- EXERCISE AIM -
Scan the data for "text" and copy the lines it appears in.

----------------

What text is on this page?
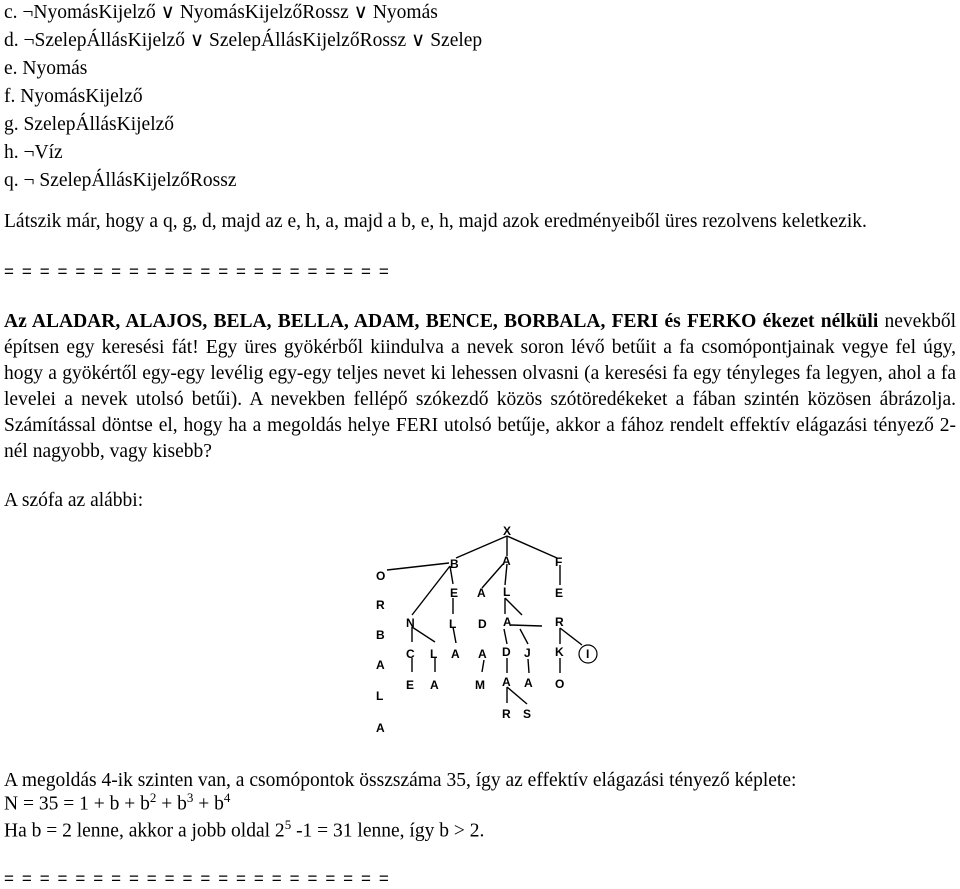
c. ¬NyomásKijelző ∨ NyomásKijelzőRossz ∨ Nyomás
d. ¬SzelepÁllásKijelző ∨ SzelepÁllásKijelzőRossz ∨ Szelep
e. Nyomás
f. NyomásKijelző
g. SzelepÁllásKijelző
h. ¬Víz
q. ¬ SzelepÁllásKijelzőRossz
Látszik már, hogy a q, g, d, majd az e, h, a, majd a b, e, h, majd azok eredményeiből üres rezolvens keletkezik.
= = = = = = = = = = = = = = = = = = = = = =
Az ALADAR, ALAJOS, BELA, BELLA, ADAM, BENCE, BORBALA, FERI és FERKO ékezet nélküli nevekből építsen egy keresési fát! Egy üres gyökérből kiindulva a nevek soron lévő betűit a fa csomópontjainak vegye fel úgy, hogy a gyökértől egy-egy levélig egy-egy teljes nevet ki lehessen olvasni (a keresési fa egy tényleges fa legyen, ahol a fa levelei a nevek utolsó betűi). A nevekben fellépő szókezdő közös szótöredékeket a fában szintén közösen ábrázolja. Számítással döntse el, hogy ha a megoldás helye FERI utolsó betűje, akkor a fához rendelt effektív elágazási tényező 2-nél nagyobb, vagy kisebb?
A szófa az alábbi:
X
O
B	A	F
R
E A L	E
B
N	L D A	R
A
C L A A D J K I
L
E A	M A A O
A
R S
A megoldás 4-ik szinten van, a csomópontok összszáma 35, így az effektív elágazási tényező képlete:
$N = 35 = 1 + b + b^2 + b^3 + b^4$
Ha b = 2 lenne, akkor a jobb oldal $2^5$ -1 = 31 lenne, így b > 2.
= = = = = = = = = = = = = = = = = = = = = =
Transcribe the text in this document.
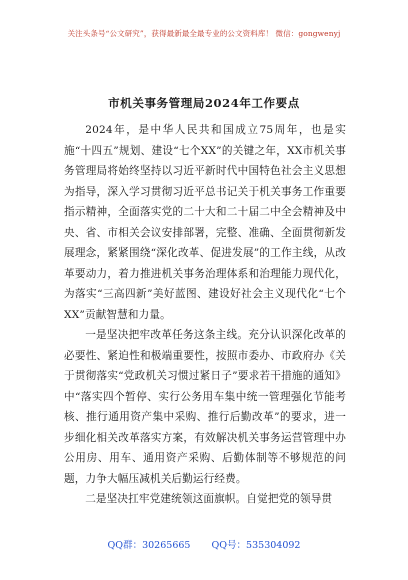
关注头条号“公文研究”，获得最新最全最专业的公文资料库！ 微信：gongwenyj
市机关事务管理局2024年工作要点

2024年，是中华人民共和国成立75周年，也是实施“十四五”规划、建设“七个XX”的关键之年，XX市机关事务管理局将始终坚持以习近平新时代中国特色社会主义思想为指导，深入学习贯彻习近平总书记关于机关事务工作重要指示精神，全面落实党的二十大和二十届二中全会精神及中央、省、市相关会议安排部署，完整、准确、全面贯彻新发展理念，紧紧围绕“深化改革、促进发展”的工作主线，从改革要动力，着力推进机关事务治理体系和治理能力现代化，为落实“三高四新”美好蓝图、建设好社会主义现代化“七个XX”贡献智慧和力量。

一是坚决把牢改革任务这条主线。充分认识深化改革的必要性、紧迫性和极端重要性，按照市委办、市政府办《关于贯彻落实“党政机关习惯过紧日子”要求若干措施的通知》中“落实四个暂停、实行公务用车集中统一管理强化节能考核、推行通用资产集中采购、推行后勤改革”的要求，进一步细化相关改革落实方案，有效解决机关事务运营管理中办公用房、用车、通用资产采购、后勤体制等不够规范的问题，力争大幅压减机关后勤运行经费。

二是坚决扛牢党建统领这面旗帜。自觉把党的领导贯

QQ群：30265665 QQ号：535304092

----------------

- EXERCISE SOLUTION -
What text is on this page?
Transcribe the text in this document.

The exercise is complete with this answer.